### Exercise
Each line of the listing must be transcribed exactly, except for the images, which should be excluded.

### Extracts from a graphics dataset
□ □ □ □ □

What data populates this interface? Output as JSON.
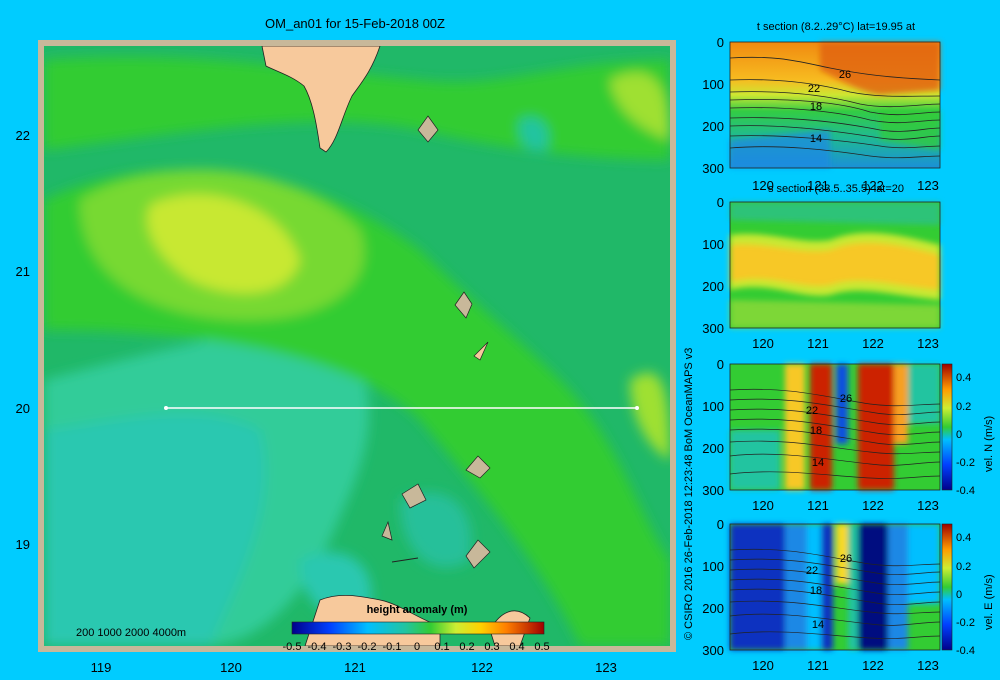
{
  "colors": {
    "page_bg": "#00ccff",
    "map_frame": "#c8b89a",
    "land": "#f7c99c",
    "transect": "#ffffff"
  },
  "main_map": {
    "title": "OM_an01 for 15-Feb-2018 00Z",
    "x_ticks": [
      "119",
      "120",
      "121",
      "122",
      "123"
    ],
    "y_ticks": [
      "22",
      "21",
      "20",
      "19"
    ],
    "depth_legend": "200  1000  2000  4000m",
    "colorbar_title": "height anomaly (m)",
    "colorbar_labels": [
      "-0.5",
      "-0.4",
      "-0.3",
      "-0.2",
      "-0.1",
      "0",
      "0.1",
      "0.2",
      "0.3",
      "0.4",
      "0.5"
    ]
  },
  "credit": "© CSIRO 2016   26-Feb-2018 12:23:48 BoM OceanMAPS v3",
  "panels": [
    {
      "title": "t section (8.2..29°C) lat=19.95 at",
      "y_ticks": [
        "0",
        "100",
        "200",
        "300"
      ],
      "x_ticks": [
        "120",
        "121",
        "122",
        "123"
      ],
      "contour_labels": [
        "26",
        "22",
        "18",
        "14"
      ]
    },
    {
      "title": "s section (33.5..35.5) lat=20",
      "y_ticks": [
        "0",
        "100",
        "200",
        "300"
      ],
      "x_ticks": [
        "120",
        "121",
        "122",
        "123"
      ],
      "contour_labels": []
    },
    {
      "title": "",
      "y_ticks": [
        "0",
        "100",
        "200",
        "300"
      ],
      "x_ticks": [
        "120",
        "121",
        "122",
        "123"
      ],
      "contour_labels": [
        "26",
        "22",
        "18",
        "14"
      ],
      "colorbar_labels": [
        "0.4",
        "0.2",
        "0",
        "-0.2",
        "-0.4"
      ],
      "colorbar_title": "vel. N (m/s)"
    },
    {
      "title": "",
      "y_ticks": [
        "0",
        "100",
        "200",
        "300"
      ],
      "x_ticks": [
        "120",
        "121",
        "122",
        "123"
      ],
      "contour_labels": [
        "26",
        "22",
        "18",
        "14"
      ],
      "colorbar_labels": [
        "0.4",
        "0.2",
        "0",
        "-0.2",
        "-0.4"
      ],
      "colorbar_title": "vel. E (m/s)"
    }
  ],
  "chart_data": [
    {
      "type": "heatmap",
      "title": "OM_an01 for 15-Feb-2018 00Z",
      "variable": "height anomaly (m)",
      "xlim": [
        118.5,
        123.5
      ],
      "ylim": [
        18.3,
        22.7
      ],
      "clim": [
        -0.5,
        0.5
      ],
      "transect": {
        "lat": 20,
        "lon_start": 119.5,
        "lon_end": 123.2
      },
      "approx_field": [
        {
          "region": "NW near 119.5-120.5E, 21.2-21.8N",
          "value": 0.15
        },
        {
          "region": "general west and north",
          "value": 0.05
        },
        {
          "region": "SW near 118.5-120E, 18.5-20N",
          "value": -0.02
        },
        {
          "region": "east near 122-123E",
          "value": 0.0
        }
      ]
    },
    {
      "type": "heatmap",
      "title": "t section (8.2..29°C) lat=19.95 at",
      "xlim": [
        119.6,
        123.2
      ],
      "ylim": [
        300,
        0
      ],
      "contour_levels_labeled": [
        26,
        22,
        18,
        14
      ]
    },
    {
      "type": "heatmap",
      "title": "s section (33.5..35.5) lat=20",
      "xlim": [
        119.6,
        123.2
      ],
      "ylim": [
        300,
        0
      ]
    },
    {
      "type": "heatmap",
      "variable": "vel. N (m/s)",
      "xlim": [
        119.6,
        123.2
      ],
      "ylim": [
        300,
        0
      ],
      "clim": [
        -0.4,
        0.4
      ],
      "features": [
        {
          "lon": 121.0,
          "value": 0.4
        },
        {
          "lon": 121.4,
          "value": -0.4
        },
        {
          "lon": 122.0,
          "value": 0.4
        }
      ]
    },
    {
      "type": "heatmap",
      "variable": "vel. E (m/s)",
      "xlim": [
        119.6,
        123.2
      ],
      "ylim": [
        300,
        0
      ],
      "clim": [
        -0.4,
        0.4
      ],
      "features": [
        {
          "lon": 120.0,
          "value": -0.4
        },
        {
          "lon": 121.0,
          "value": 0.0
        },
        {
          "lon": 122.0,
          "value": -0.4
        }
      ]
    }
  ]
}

□ □ □ □ □

### The completed task
What data populates this interface? Output as JSON.
{
  "colors": {
    "page_bg": "#00ccff",
    "map_frame": "#c8b89a",
    "land": "#f7c99c",
    "transect": "#ffffff"
  },
  "main_map": {
    "title": "OM_an01 for 15-Feb-2018 00Z",
    "x_ticks": [
      "119",
      "120",
      "121",
      "122",
      "123"
    ],
    "y_ticks": [
      "22",
      "21",
      "20",
      "19"
    ],
    "depth_legend": "200  1000  2000  4000m",
    "colorbar_title": "height anomaly (m)",
    "colorbar_labels": [
      "-0.5",
      "-0.4",
      "-0.3",
      "-0.2",
      "-0.1",
      "0",
      "0.1",
      "0.2",
      "0.3",
      "0.4",
      "0.5"
    ]
  },
  "credit": "© CSIRO 2016   26-Feb-2018 12:23:48 BoM OceanMAPS v3",
  "panels": [
    {
      "title": "t section (8.2..29°C) lat=19.95 at",
      "y_ticks": [
        "0",
        "100",
        "200",
        "300"
      ],
      "x_ticks": [
        "120",
        "121",
        "122",
        "123"
      ],
      "contour_labels": [
        "26",
        "22",
        "18",
        "14"
      ]
    },
    {
      "title": "s section (33.5..35.5) lat=20",
      "y_ticks": [
        "0",
        "100",
        "200",
        "300"
      ],
      "x_ticks": [
        "120",
        "121",
        "122",
        "123"
      ],
      "contour_labels": []
    },
    {
      "title": "",
      "y_ticks": [
        "0",
        "100",
        "200",
        "300"
      ],
      "x_ticks": [
        "120",
        "121",
        "122",
        "123"
      ],
      "contour_labels": [
        "26",
        "22",
        "18",
        "14"
      ],
      "colorbar_labels": [
        "0.4",
        "0.2",
        "0",
        "-0.2",
        "-0.4"
      ],
      "colorbar_title": "vel. N (m/s)"
    },
    {
      "title": "",
      "y_ticks": [
        "0",
        "100",
        "200",
        "300"
      ],
      "x_ticks": [
        "120",
        "121",
        "122",
        "123"
      ],
      "contour_labels": [
        "26",
        "22",
        "18",
        "14"
      ],
      "colorbar_labels": [
        "0.4",
        "0.2",
        "0",
        "-0.2",
        "-0.4"
      ],
      "colorbar_title": "vel. E (m/s)"
    }
  ],
  "chart_data": [
    {
      "type": "heatmap",
      "title": "OM_an01 for 15-Feb-2018 00Z",
      "variable": "height anomaly (m)",
      "xlim": [
        118.5,
        123.5
      ],
      "ylim": [
        18.3,
        22.7
      ],
      "clim": [
        -0.5,
        0.5
      ],
      "transect": {
        "lat": 20,
        "lon_start": 119.5,
        "lon_end": 123.2
      },
      "approx_field": [
        {
          "region": "NW near 119.5-120.5E, 21.2-21.8N",
          "value": 0.15
        },
        {
          "region": "general west and north",
          "value": 0.05
        },
        {
          "region": "SW near 118.5-120E, 18.5-20N",
          "value": -0.02
        },
        {
          "region": "east near 122-123E",
          "value": 0.0
        }
      ]
    },
    {
      "type": "heatmap",
      "title": "t section (8.2..29°C) lat=19.95 at",
      "xlim": [
        119.6,
        123.2
      ],
      "ylim": [
        300,
        0
      ],
      "contour_levels_labeled": [
        26,
        22,
        18,
        14
      ]
    },
    {
      "type": "heatmap",
      "title": "s section (33.5..35.5) lat=20",
      "xlim": [
        119.6,
        123.2
      ],
      "ylim": [
        300,
        0
      ]
    },
    {
      "type": "heatmap",
      "variable": "vel. N (m/s)",
      "xlim": [
        119.6,
        123.2
      ],
      "ylim": [
        300,
        0
      ],
      "clim": [
        -0.4,
        0.4
      ],
      "features": [
        {
          "lon": 121.0,
          "value": 0.4
        },
        {
          "lon": 121.4,
          "value": -0.4
        },
        {
          "lon": 122.0,
          "value": 0.4
        }
      ]
    },
    {
      "type": "heatmap",
      "variable": "vel. E (m/s)",
      "xlim": [
        119.6,
        123.2
      ],
      "ylim": [
        300,
        0
      ],
      "clim": [
        -0.4,
        0.4
      ],
      "features": [
        {
          "lon": 120.0,
          "value": -0.4
        },
        {
          "lon": 121.0,
          "value": 0.0
        },
        {
          "lon": 122.0,
          "value": -0.4
        }
      ]
    }
  ]
}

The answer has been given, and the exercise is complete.